◆ TASK BRIEF
Where does the string "plus" appear? Copy every line of the entries below that holds it.

◆ RECORDS SHOWN
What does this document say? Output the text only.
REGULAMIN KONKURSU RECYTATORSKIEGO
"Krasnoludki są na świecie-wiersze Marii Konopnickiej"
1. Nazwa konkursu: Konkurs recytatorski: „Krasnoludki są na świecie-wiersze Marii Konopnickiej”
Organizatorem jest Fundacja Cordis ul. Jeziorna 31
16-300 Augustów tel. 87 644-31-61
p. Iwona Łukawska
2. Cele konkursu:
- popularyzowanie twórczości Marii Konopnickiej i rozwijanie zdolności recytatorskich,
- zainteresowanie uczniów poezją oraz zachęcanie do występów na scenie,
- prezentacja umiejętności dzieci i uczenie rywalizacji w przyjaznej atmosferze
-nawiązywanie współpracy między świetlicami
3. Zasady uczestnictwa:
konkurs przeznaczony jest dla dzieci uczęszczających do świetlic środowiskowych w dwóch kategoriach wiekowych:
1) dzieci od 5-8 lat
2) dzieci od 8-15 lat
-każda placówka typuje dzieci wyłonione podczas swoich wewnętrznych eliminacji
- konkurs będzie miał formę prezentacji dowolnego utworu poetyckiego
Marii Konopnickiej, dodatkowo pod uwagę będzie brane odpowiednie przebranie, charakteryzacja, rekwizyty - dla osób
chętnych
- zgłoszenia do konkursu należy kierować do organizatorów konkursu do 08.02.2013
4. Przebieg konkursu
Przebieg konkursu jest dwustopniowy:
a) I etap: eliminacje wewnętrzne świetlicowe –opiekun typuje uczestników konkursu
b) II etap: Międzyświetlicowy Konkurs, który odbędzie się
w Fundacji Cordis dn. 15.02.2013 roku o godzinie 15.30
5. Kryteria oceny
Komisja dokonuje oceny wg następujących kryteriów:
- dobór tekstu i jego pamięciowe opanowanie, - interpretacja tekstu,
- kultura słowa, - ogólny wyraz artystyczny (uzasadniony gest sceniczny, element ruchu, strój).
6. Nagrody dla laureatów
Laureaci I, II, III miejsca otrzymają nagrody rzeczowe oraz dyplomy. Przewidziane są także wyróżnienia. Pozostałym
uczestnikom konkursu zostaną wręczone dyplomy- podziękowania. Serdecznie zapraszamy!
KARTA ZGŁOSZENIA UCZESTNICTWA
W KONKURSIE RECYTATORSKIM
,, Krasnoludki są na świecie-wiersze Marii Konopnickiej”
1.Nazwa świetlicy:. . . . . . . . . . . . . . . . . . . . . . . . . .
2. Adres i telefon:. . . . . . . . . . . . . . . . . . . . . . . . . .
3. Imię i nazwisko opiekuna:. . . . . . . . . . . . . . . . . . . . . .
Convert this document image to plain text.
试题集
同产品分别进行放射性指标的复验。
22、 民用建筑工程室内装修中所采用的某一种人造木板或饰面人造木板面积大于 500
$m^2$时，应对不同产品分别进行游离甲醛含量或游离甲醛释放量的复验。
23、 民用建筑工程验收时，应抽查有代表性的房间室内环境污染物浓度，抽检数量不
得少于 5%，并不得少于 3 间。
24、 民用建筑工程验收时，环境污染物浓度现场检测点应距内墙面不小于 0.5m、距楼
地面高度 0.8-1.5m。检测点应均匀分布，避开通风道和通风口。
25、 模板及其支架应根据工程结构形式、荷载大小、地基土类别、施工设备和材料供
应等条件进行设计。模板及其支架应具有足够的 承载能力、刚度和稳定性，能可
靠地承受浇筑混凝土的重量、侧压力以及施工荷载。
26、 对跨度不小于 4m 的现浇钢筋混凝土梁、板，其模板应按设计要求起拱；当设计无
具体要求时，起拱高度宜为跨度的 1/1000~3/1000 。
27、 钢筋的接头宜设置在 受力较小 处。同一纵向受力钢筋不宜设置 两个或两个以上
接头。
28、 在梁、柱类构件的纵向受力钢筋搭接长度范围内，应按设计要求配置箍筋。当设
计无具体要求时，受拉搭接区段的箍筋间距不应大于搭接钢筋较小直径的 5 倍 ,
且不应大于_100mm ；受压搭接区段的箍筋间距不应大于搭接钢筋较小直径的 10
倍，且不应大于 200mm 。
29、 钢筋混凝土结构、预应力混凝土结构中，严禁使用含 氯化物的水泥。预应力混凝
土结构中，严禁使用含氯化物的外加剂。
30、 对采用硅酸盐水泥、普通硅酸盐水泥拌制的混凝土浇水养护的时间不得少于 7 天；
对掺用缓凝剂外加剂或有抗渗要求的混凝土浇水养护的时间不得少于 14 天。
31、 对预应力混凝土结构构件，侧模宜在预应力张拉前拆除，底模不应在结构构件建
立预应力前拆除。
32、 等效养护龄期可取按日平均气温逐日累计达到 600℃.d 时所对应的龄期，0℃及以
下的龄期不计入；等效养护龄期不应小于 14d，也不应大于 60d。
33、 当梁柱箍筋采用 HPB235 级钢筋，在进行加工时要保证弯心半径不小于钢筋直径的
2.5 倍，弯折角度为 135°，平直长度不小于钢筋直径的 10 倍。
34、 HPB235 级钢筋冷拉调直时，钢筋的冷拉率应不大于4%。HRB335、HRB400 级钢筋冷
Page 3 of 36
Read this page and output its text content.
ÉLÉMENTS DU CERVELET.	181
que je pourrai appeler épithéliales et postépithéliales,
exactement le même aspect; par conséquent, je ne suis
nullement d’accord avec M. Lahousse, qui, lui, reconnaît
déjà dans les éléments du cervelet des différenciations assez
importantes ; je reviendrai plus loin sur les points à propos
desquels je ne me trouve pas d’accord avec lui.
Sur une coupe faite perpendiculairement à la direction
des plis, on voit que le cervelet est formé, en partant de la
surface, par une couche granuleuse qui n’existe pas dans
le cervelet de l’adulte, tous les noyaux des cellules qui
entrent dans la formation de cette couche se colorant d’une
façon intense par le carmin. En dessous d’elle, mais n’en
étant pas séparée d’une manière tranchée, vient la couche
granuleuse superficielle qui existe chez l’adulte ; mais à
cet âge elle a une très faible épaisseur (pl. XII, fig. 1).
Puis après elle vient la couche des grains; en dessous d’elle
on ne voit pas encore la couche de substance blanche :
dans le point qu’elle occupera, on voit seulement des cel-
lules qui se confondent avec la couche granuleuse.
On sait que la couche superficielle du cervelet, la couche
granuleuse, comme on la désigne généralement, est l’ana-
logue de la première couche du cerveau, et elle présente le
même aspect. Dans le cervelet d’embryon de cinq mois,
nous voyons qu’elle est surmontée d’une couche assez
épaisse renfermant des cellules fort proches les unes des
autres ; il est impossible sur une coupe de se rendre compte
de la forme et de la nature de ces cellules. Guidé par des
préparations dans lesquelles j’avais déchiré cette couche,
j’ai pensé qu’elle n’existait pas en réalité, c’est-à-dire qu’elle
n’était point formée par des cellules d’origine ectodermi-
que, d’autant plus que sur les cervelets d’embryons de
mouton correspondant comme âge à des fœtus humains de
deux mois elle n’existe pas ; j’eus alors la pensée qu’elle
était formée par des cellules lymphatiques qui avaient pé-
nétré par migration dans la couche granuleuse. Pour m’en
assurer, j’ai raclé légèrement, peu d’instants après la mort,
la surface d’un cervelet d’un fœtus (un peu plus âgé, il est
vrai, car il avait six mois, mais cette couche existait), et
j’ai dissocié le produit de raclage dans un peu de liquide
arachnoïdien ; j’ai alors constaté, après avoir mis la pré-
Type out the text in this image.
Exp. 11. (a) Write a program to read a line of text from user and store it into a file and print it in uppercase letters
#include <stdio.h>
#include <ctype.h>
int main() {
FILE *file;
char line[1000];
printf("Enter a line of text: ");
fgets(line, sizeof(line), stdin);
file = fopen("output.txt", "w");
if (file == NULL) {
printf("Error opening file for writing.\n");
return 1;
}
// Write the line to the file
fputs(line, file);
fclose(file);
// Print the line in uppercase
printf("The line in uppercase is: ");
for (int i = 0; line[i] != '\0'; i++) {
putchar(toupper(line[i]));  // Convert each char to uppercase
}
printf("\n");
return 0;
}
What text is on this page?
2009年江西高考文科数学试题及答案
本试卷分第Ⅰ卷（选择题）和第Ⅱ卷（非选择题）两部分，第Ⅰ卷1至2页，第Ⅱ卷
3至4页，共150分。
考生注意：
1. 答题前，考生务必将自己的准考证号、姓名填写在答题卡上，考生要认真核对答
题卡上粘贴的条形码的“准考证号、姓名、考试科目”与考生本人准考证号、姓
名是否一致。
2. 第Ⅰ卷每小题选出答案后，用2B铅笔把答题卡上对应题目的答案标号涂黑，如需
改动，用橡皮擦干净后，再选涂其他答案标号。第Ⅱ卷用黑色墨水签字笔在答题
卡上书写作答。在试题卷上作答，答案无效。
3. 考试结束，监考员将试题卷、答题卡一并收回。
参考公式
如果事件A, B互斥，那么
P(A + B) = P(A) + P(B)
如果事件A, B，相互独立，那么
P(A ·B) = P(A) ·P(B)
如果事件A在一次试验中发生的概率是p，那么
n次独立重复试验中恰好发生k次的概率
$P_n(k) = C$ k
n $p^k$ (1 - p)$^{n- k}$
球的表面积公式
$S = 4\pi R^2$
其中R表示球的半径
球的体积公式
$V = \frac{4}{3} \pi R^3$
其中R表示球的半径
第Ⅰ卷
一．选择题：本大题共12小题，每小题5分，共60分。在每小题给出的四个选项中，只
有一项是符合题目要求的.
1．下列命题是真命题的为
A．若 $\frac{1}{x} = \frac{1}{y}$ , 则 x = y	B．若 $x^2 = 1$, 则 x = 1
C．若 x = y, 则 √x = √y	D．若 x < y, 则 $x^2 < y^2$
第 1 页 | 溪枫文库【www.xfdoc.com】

◆ WRITTEN ANSWER
importantes ; je reviendrai plus loin sur les points à propos
que, d’autant plus que sur les cervelets d’embryons de
la surface d’un cervelet d’un fœtus (un peu plus âgé, il est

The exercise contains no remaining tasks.